RECORDS SUPPLIED:
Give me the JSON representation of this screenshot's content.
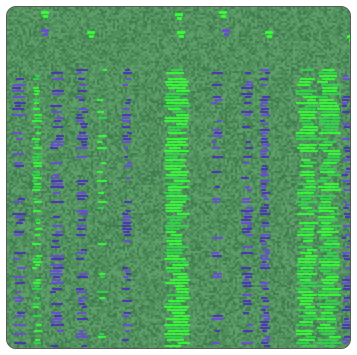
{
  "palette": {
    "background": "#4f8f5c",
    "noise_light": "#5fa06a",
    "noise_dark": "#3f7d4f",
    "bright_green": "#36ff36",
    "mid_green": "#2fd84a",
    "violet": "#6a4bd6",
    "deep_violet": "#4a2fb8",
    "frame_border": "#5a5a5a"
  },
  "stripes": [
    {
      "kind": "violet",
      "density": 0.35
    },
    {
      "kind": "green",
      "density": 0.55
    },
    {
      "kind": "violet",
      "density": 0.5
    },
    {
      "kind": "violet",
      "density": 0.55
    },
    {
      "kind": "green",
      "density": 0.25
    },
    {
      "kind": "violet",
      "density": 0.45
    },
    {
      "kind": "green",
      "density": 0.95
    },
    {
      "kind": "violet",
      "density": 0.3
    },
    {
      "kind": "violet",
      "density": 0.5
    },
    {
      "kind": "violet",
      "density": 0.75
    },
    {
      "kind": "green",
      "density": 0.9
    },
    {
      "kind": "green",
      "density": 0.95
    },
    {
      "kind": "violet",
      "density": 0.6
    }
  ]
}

==

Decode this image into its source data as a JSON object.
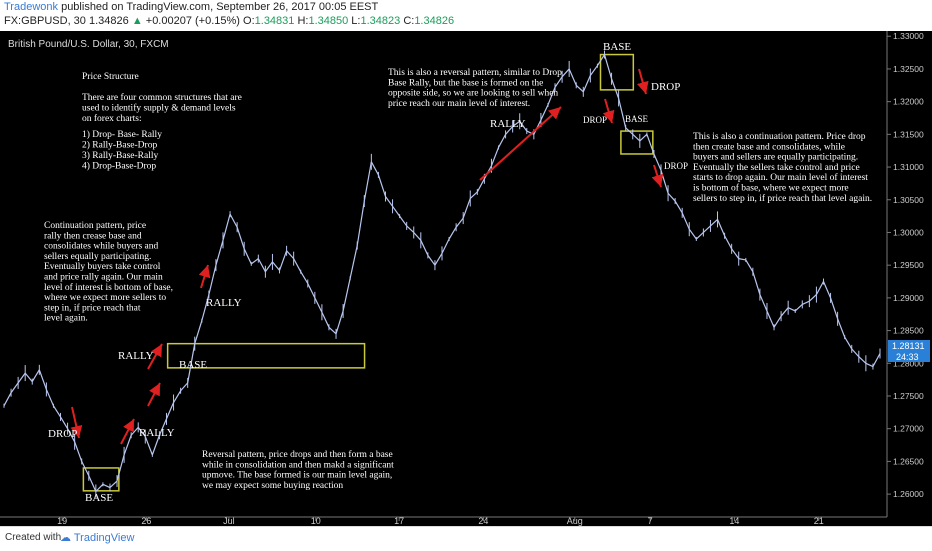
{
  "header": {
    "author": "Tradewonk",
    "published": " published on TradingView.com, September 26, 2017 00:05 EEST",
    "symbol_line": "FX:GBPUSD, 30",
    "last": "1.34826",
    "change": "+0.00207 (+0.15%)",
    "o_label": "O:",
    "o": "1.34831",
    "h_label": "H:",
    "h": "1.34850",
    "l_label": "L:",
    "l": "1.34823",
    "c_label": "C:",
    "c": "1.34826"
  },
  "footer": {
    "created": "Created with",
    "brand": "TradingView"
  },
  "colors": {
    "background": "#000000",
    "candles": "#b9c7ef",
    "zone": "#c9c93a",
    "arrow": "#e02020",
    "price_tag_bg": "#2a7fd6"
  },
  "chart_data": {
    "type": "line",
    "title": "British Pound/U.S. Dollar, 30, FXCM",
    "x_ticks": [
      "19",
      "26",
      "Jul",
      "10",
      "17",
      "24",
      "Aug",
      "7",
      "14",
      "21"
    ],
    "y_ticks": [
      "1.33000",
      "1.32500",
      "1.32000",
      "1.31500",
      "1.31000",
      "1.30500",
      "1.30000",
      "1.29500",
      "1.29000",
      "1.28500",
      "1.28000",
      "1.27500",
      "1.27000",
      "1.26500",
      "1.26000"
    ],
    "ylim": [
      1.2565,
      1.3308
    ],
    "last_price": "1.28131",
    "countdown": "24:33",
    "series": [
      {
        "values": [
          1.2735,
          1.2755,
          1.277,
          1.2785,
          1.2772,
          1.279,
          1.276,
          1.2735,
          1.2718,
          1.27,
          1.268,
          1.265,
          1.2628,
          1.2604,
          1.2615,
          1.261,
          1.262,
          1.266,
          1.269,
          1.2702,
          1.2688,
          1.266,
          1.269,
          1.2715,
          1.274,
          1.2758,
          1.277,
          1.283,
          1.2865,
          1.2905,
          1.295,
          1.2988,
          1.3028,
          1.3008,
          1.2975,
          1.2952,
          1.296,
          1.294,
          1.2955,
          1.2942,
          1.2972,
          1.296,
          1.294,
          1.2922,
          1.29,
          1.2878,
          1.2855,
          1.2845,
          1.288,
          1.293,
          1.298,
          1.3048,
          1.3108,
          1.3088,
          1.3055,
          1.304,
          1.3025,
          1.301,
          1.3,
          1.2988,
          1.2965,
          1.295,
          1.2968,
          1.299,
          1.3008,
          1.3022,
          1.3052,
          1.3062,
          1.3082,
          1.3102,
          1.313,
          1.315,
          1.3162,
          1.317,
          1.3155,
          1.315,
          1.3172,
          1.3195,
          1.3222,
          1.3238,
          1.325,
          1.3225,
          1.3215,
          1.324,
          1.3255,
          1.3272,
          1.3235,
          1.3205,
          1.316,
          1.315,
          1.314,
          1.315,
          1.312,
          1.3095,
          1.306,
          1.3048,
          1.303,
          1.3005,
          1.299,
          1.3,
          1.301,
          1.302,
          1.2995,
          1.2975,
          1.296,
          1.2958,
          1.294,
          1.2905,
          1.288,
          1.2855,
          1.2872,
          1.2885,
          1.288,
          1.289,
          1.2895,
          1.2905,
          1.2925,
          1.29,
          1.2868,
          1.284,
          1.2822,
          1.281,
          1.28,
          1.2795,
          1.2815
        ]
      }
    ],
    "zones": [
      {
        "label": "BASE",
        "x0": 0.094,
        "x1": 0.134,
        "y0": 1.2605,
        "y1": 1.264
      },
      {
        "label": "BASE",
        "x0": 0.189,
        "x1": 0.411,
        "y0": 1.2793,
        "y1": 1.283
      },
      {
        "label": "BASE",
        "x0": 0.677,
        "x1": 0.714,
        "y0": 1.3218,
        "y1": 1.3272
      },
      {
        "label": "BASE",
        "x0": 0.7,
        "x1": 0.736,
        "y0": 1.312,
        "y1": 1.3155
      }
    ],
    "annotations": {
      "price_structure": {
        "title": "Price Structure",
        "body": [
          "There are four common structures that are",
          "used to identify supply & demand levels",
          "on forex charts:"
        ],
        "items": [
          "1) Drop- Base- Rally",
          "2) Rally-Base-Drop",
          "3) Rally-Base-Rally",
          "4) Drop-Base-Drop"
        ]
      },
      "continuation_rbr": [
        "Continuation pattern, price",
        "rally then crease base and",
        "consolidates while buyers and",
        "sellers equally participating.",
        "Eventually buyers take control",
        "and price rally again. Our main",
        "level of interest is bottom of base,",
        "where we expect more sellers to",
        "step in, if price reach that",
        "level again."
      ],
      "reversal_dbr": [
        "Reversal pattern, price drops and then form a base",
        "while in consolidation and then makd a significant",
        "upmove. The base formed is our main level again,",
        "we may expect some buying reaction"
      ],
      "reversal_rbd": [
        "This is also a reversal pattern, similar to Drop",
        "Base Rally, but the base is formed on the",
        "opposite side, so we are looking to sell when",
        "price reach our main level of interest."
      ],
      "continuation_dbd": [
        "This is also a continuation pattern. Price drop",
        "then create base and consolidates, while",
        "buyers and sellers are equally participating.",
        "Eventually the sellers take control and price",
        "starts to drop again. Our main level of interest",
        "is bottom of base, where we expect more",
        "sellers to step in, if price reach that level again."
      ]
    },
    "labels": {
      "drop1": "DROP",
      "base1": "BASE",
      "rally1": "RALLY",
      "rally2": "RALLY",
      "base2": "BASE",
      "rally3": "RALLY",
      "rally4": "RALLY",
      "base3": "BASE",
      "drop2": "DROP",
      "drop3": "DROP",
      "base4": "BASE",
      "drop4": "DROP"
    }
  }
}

WHAT TO DO: All lines that include "take" are to be gathered and copied.

SOLVED PROBLEM:
        "Eventually buyers take control",
        "Eventually the sellers take control and price",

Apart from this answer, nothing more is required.